___ Given data ___

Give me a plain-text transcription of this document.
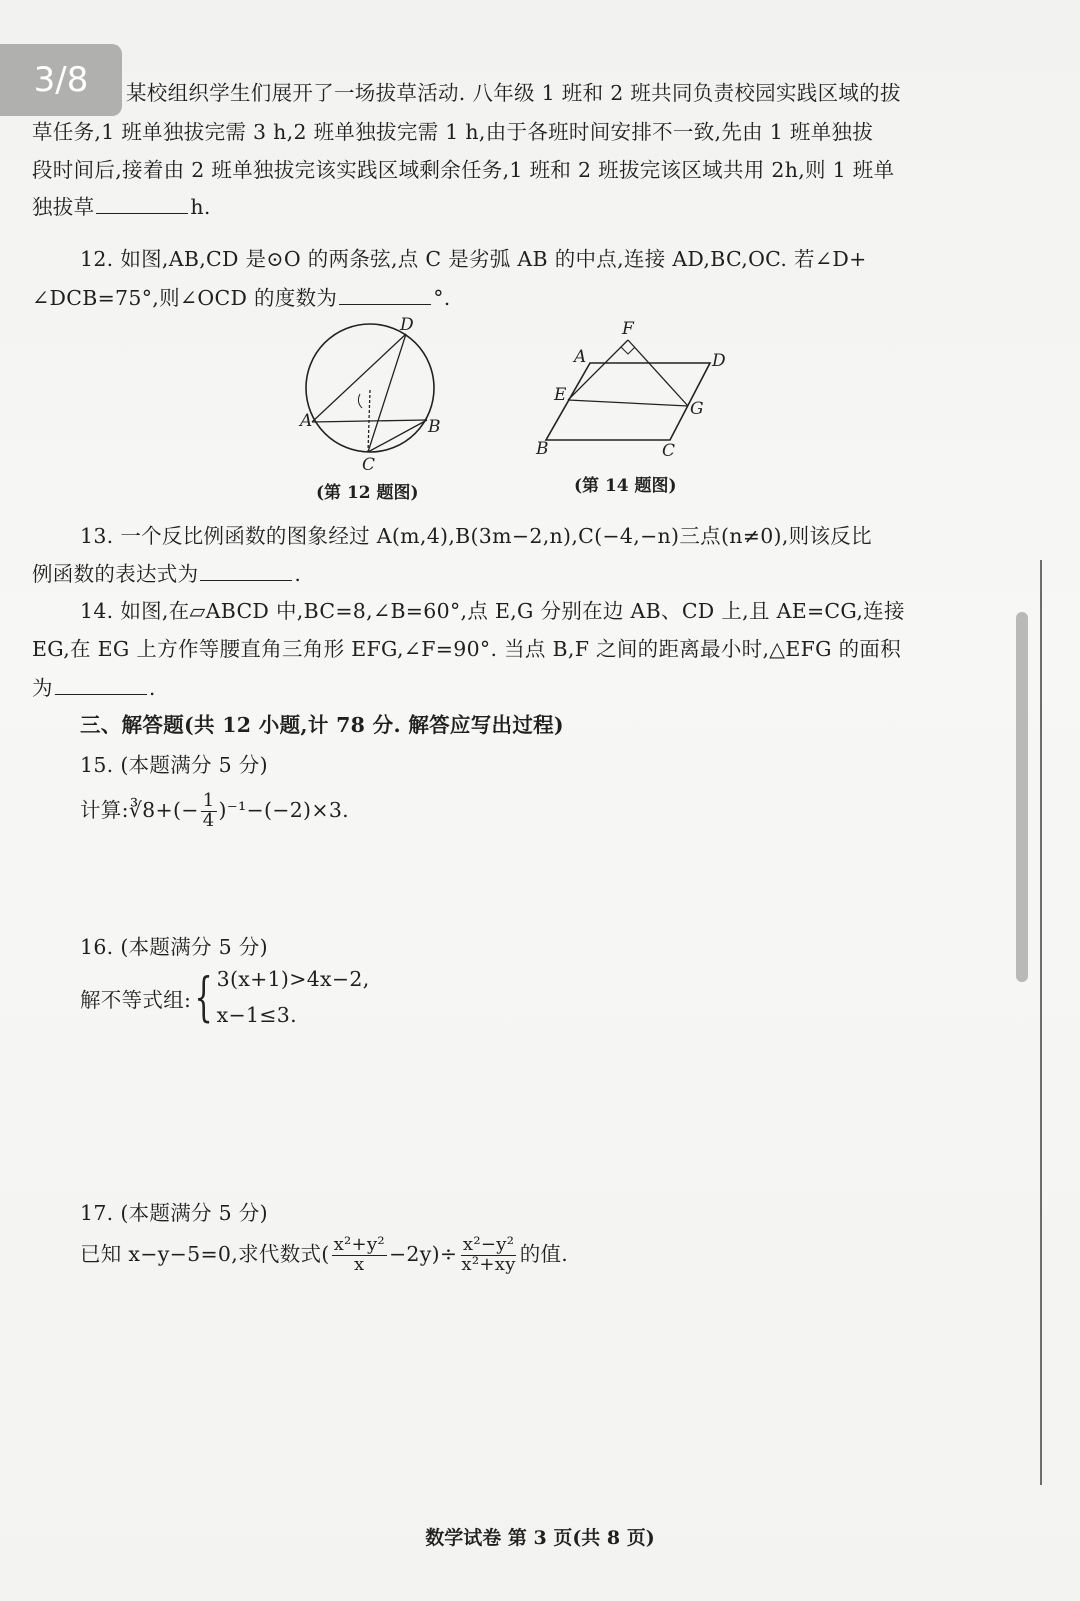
3/8 某校组织学生们展开了一场拔草活动. 八年级 1 班和 2 班共同负责校园实践区域的拔
草任务,1 班单独拔完需 3 h,2 班单独拔完需 1 h,由于各班时间安排不一致,先由 1 班单独拔
段时间后,接着由 2 班单独拔完该实践区域剩余任务,1 班和 2 班拔完该区域共用 2h,则 1 班单
独拔草	h.
12. 如图,AB,CD 是⊙O 的两条弦,点 C 是劣弧 AB 的中点,连接 AD,BC,OC. 若∠D+
∠DCB=75°,则∠OCD 的度数为	°.
D
A	B
C
(第 12 题图)
F
A	D
E
G
B	C
(第 14 题图)
13. 一个反比例函数的图象经过 A(m,4),B(3m−2,n),C(−4,−n)三点(n≠0),则该反比
例函数的表达式为	.
14. 如图,在▱ABCD 中,BC=8,∠B=60°,点 E,G 分别在边 AB、CD 上,且 AE=CG,连接
EG,在 EG 上方作等腰直角三角形 EFG,∠F=90°. 当点 B,F 之间的距离最小时,△EFG 的面积
为	.
三、解答题(共 12 小题,计 78 分. 解答应写出过程)
15. (本题满分 5 分)
计算:∛8+(− $\frac{1}{4} )^{-1}-(-2)\times 3$.
16. (本题满分 5 分)
解不等式组:{ 3(x+1)>4x−2,
x−1≤3.
17. (本题满分 5 分)
已知 x−y−5=0,求代数式( $\frac{\text{x²+y²}}{x} -2y)\div \frac{\text{x²−y²}}{\text{x²+xy}}$ 的值.
数学试卷 第 3 页(共 8 页)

___

Of all the lines in the material above, how many contain the word "frac"? Give only the count.

**Full answer:**
2